SET PROBLEM: Pick out every line that holds the string "Stud" and copy it.

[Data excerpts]
+===+

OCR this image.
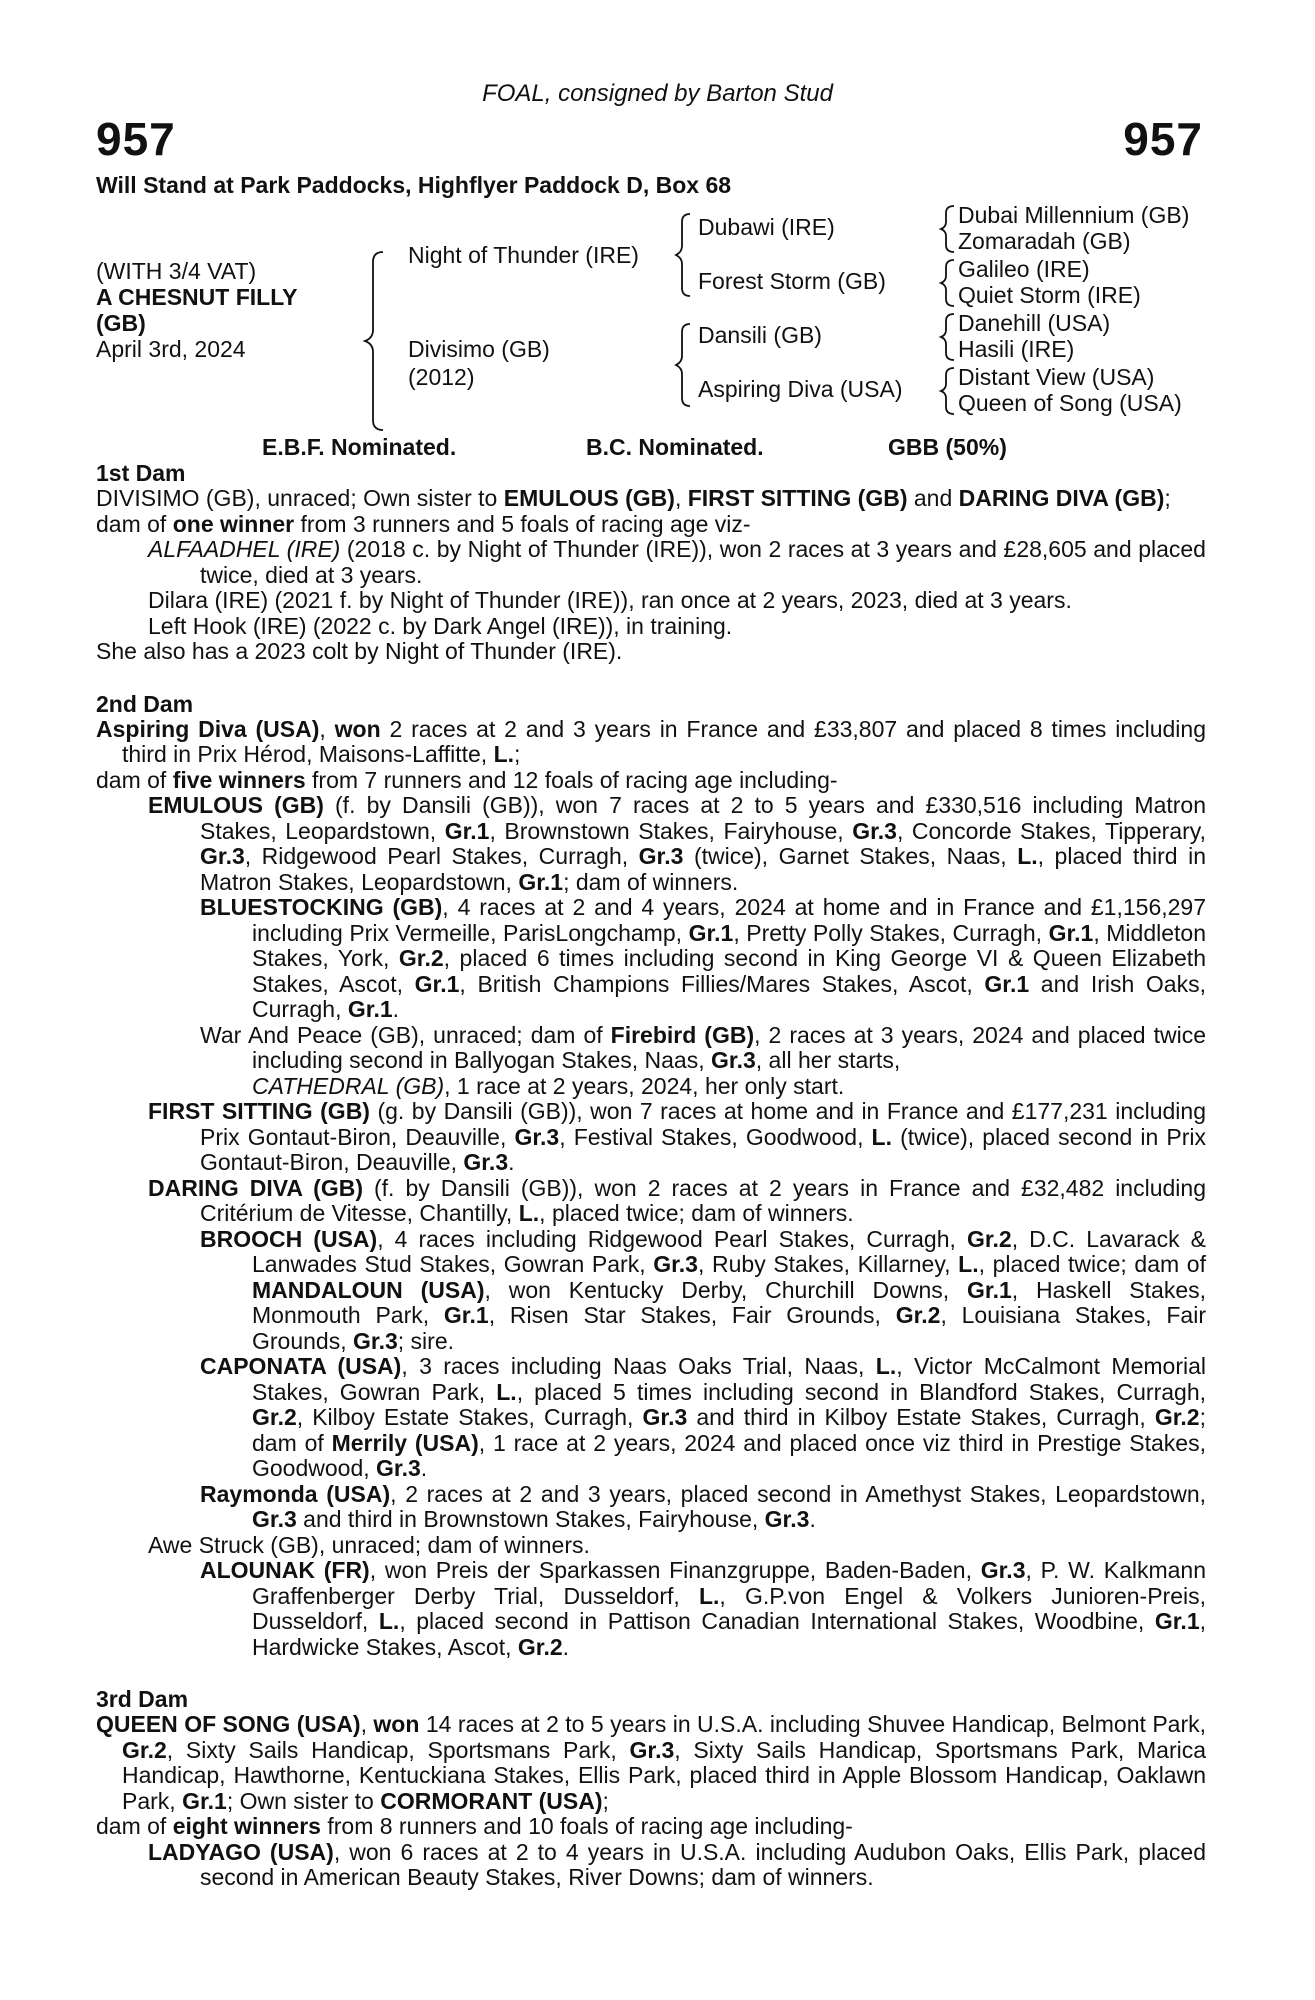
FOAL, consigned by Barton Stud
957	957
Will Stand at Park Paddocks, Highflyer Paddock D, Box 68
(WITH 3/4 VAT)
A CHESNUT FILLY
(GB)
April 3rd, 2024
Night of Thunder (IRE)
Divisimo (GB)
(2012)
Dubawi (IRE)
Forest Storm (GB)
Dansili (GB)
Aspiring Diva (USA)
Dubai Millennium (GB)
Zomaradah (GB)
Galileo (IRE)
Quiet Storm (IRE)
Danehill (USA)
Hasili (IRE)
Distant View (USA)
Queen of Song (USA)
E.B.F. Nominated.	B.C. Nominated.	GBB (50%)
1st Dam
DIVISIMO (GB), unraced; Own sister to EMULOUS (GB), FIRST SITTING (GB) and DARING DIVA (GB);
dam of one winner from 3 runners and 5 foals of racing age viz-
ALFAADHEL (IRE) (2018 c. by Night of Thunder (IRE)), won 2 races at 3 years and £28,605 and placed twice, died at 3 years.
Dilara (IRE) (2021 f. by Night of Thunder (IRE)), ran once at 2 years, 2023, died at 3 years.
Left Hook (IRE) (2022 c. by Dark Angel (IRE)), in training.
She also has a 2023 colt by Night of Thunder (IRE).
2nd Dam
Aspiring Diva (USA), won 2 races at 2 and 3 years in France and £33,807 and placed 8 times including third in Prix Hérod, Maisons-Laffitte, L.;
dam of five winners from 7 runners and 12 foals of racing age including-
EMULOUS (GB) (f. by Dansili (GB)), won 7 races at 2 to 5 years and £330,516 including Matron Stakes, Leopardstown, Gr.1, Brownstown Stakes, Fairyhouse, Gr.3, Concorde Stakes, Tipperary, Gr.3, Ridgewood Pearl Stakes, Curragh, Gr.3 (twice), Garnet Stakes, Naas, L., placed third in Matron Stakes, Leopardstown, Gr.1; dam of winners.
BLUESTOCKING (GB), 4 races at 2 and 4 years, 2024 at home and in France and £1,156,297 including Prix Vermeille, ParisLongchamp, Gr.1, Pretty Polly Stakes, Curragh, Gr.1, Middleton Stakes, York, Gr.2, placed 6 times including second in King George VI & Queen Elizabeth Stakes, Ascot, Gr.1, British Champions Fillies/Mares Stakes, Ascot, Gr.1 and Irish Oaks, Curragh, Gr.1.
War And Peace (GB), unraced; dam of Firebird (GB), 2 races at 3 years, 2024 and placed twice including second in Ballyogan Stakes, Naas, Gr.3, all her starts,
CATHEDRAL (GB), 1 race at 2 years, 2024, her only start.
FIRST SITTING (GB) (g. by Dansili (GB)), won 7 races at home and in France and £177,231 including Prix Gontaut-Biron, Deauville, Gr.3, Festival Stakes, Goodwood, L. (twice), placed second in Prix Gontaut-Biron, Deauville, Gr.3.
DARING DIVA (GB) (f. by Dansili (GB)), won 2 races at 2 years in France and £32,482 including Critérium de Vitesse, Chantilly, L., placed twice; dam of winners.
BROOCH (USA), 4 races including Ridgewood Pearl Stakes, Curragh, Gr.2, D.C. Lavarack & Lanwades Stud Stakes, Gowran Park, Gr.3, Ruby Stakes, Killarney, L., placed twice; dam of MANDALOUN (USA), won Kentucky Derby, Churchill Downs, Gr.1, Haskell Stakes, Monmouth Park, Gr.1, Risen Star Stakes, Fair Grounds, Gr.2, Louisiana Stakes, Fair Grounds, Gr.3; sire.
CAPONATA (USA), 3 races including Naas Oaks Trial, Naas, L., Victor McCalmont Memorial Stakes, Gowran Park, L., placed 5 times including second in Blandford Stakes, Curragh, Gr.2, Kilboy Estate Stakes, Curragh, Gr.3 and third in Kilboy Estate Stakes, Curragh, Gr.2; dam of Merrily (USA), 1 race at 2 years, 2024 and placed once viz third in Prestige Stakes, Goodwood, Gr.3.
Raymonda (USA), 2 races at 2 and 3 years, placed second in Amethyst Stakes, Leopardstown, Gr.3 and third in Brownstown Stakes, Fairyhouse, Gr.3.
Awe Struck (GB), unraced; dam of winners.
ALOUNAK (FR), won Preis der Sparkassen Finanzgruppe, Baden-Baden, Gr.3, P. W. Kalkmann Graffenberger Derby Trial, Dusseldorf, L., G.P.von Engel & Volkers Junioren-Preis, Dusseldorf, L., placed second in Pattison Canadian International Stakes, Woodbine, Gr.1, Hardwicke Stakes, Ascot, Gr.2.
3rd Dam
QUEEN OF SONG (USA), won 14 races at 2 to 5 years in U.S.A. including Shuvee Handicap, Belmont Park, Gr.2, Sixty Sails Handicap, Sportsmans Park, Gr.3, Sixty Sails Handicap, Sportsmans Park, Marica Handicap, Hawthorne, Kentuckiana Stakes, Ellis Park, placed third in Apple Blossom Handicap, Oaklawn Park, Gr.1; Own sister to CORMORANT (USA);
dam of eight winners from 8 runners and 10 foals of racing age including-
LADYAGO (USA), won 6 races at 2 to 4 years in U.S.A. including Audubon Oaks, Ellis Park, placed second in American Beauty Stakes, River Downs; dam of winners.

+===+

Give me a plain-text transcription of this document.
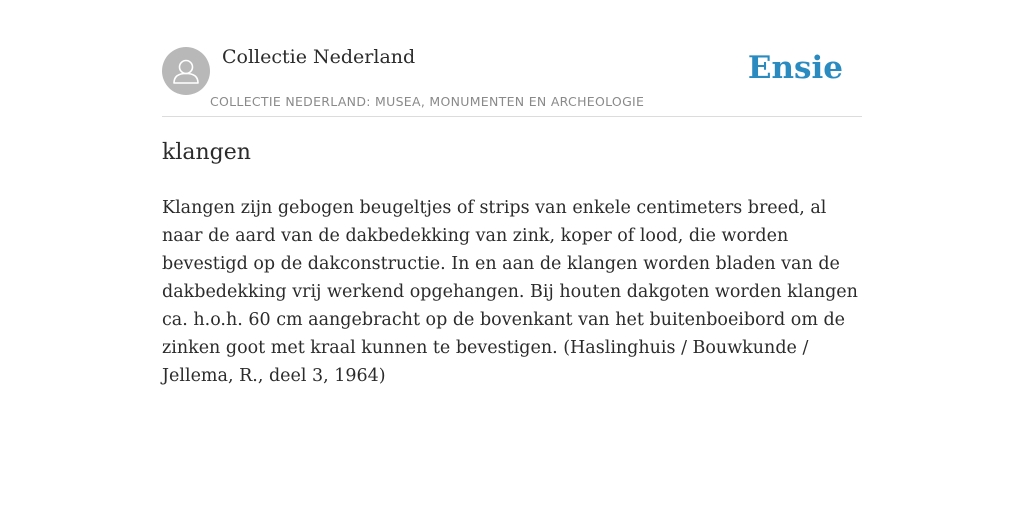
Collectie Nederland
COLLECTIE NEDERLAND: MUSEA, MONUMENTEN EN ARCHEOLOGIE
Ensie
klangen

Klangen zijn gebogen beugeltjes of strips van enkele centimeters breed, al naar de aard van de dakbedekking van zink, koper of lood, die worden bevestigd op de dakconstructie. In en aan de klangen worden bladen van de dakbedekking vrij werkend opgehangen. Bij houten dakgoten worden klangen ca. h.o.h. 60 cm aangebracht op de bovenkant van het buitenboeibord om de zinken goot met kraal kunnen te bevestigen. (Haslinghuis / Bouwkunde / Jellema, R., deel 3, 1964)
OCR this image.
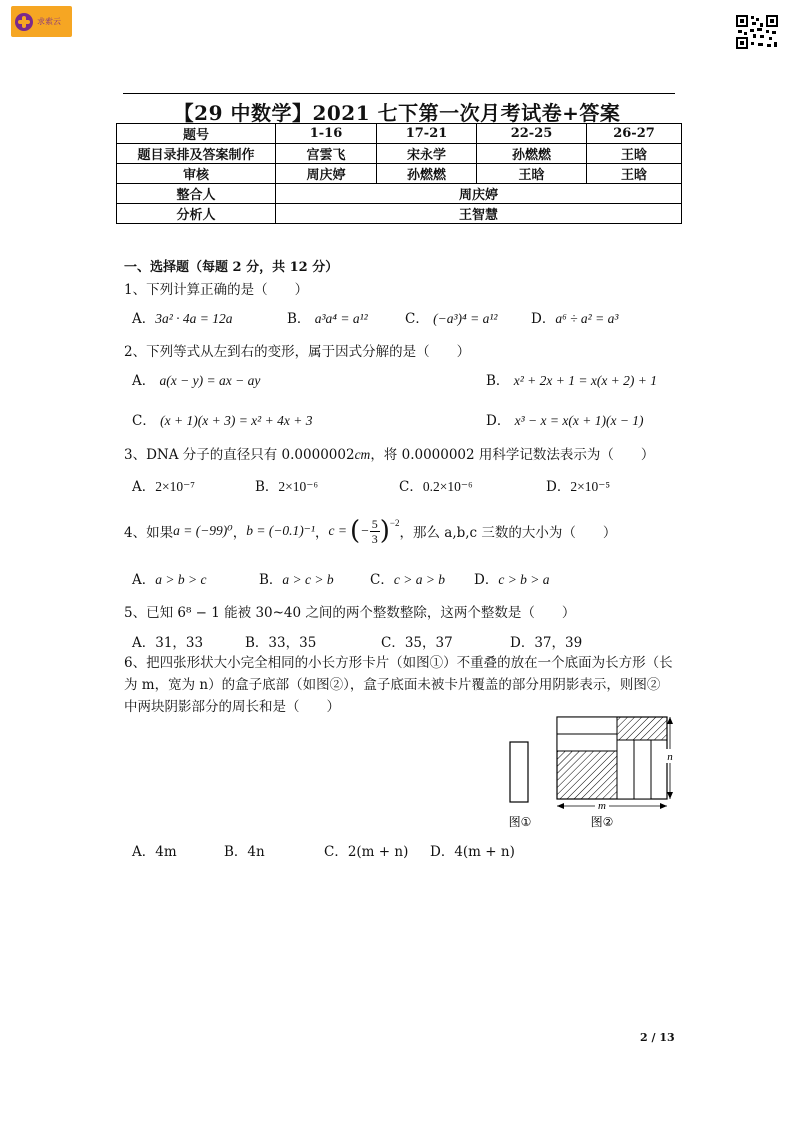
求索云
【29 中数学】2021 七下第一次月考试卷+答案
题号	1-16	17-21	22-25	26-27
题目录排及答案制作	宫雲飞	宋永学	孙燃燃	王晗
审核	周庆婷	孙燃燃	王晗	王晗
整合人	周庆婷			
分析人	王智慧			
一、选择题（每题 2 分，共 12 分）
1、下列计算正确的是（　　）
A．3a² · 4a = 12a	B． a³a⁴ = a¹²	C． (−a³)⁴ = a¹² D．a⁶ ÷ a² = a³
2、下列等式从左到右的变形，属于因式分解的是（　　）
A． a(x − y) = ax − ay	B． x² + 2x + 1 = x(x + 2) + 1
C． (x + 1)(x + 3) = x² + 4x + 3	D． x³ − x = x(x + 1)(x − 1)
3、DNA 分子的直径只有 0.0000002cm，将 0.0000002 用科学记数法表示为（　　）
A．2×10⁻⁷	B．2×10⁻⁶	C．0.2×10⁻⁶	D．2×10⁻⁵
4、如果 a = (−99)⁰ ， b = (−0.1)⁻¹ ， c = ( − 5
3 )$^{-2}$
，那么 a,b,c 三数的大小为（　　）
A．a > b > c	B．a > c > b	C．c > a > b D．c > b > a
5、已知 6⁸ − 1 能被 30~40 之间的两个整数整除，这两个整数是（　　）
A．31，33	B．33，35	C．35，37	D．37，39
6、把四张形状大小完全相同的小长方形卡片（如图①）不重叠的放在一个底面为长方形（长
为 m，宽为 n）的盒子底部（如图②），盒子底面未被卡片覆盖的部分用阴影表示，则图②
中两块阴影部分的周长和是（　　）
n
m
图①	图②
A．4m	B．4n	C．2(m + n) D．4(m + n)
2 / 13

+===+

ANSWER TO THIS PROBLEM:
FOAL, consigned by Barton Stud
BROOCH (USA), 4 races including Ridgewood Pearl Stakes, Curragh, Gr.2, D.C. Lavarack & Lanwades Stud Stakes, Gowran Park, Gr.3, Ruby Stakes, Killarney, L., placed twice; dam of MANDALOUN (USA), won Kentucky Derby, Churchill Downs, Gr.1, Haskell Stakes, Monmouth Park, Gr.1, Risen Star Stakes, Fair Grounds, Gr.2, Louisiana Stakes, Fair Grounds, Gr.3; sire.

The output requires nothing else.